- _THE REQUEST_: Pull out every line in the data that has the string "Where" in it.

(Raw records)
* START *
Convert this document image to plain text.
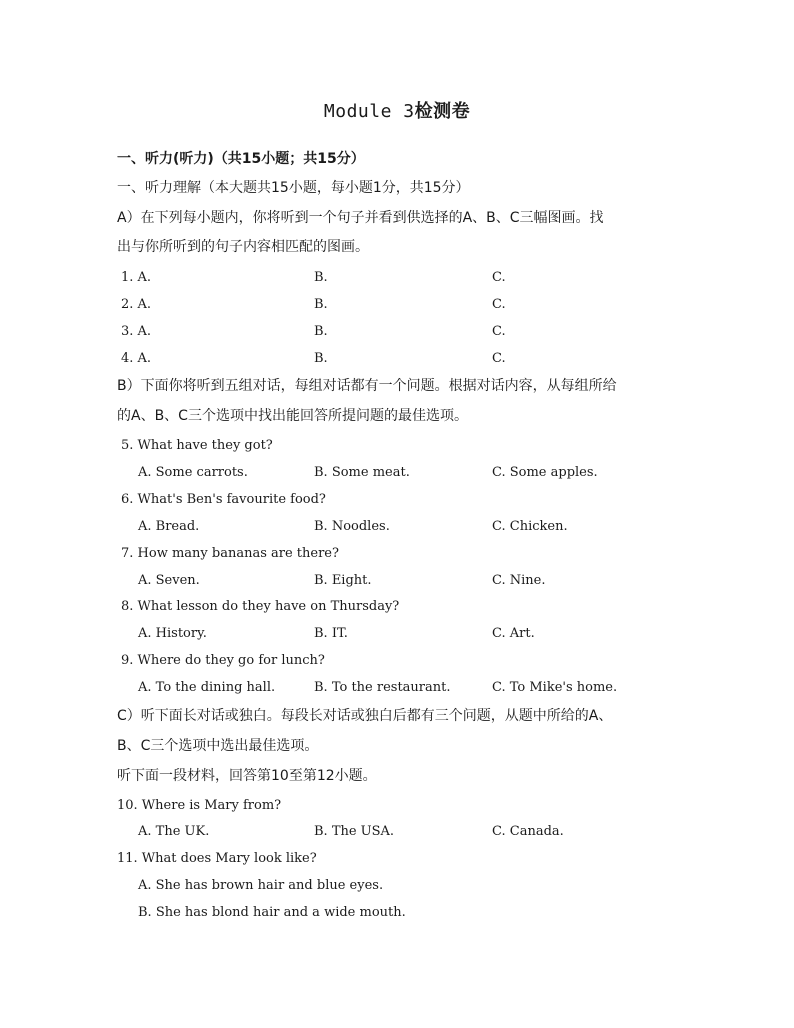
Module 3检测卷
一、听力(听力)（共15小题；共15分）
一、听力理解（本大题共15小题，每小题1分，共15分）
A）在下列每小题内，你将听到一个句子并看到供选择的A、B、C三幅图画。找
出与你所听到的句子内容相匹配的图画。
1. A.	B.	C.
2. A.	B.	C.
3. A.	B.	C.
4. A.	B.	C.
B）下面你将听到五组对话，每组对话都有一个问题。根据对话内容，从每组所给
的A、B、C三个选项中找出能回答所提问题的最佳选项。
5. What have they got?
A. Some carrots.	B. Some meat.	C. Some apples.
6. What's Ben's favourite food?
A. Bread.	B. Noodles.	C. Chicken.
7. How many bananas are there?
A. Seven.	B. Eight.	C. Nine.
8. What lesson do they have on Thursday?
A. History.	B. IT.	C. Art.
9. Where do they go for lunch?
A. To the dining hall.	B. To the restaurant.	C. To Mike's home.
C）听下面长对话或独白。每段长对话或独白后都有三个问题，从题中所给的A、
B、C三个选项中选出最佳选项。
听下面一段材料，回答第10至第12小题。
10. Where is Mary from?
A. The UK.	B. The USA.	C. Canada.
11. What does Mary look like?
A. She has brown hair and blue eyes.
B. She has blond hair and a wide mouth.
* END *
- _TASK SOLUTION_:
9. Where do they go for lunch?
10. Where is Mary from?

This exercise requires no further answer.